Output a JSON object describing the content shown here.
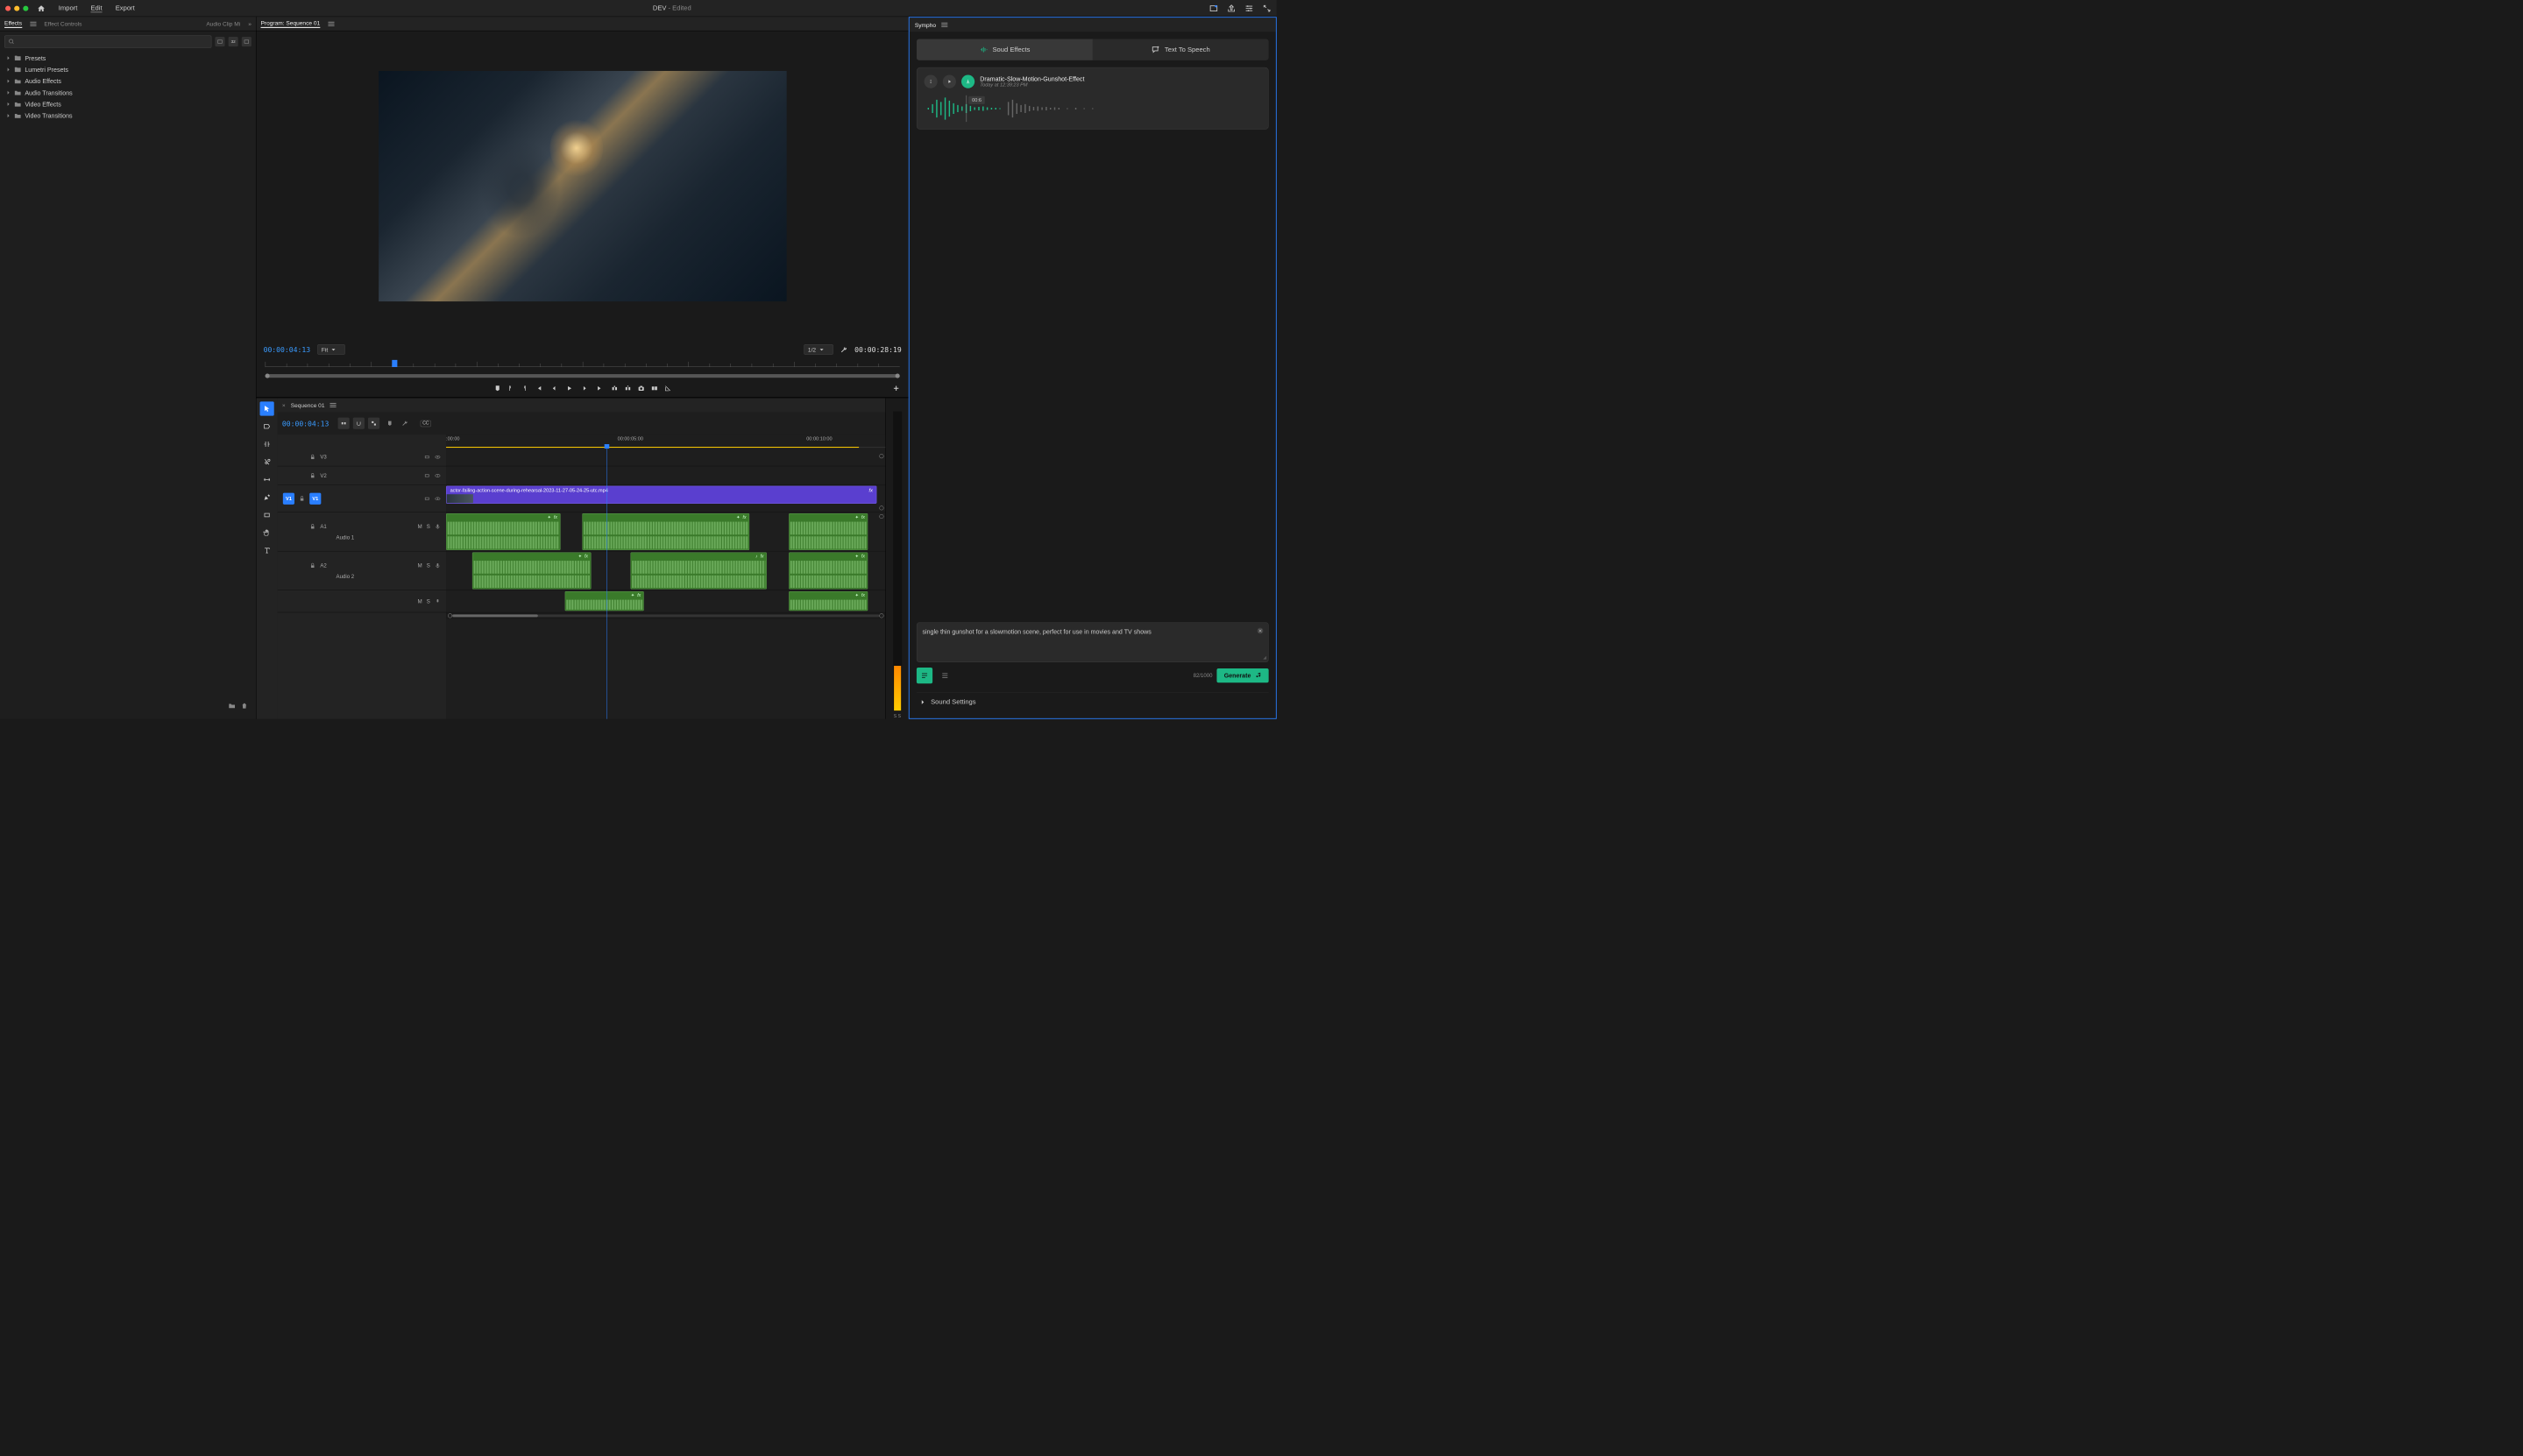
{
  "topbar": {
    "menu": {
      "import": "Import",
      "edit": "Edit",
      "export": "Export"
    },
    "title": "DEV",
    "title_suffix": " - Edited"
  },
  "panels": {
    "left_tabs": {
      "effects": "Effects",
      "effect_controls": "Effect Controls",
      "audio_clip": "Audio Clip Mi"
    },
    "program_tab": "Program: Sequence 01",
    "sympho_tab": "Sympho"
  },
  "effects": {
    "badges": [
      "",
      "32",
      ""
    ],
    "tree": [
      {
        "label": "Presets"
      },
      {
        "label": "Lumetri Presets"
      },
      {
        "label": "Audio Effects"
      },
      {
        "label": "Audio Transitions"
      },
      {
        "label": "Video Effects"
      },
      {
        "label": "Video Transitions"
      }
    ]
  },
  "program": {
    "timecode_left": "00:00:04:13",
    "fit_label": "Fit",
    "scale_label": "1/2",
    "timecode_right": "00:00:28:19"
  },
  "timeline": {
    "sequence_tab": "Sequence 01",
    "timecode": "00:00:04:13",
    "ruler_labels": [
      {
        "text": ":00:00",
        "left": "0%"
      },
      {
        "text": "00:00:05:00",
        "left": "39%"
      },
      {
        "text": "00:00:10:00",
        "left": "82%"
      }
    ],
    "tracks": {
      "v3": "V3",
      "v2": "V2",
      "v1": "V1",
      "a1": "A1",
      "audio1": "Audio 1",
      "a2": "A2",
      "audio2": "Audio 2",
      "m": "M",
      "s": "S"
    },
    "video_clip": {
      "label": "actor-failing-action-scene-during-rehearsal-2023-11-27-05-24-25-utc.mp4",
      "fx": "fx"
    },
    "meter_labels": "S  S"
  },
  "sympho": {
    "mode_sound": "Soud Effects",
    "mode_tts": "Text To Speech",
    "result": {
      "title": "Dramatic-Slow-Motion-Gunshot-Effect",
      "subtitle": "Today at 12:39:23 PM",
      "badge": "00:6"
    },
    "prompt_text": "single thin gunshot for a slowmotion scene, perfect for use in movies and TV shows",
    "char_count": "82/1000",
    "generate": "Generate",
    "settings": "Sound Settings"
  }
}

____

* WHAT YOU ARE ASKED TO DO
Transcribe the material as is, with images omitted.

* OUTPUT BELOW
Output a JSON object describing the content shown here.
{
  "topbar": {
    "menu": {
      "import": "Import",
      "edit": "Edit",
      "export": "Export"
    },
    "title": "DEV",
    "title_suffix": " - Edited"
  },
  "panels": {
    "left_tabs": {
      "effects": "Effects",
      "effect_controls": "Effect Controls",
      "audio_clip": "Audio Clip Mi"
    },
    "program_tab": "Program: Sequence 01",
    "sympho_tab": "Sympho"
  },
  "effects": {
    "badges": [
      "",
      "32",
      ""
    ],
    "tree": [
      {
        "label": "Presets"
      },
      {
        "label": "Lumetri Presets"
      },
      {
        "label": "Audio Effects"
      },
      {
        "label": "Audio Transitions"
      },
      {
        "label": "Video Effects"
      },
      {
        "label": "Video Transitions"
      }
    ]
  },
  "program": {
    "timecode_left": "00:00:04:13",
    "fit_label": "Fit",
    "scale_label": "1/2",
    "timecode_right": "00:00:28:19"
  },
  "timeline": {
    "sequence_tab": "Sequence 01",
    "timecode": "00:00:04:13",
    "ruler_labels": [
      {
        "text": ":00:00",
        "left": "0%"
      },
      {
        "text": "00:00:05:00",
        "left": "39%"
      },
      {
        "text": "00:00:10:00",
        "left": "82%"
      }
    ],
    "tracks": {
      "v3": "V3",
      "v2": "V2",
      "v1": "V1",
      "a1": "A1",
      "audio1": "Audio 1",
      "a2": "A2",
      "audio2": "Audio 2",
      "m": "M",
      "s": "S"
    },
    "video_clip": {
      "label": "actor-failing-action-scene-during-rehearsal-2023-11-27-05-24-25-utc.mp4",
      "fx": "fx"
    },
    "meter_labels": "S  S"
  },
  "sympho": {
    "mode_sound": "Soud Effects",
    "mode_tts": "Text To Speech",
    "result": {
      "title": "Dramatic-Slow-Motion-Gunshot-Effect",
      "subtitle": "Today at 12:39:23 PM",
      "badge": "00:6"
    },
    "prompt_text": "single thin gunshot for a slowmotion scene, perfect for use in movies and TV shows",
    "char_count": "82/1000",
    "generate": "Generate",
    "settings": "Sound Settings"
  }
}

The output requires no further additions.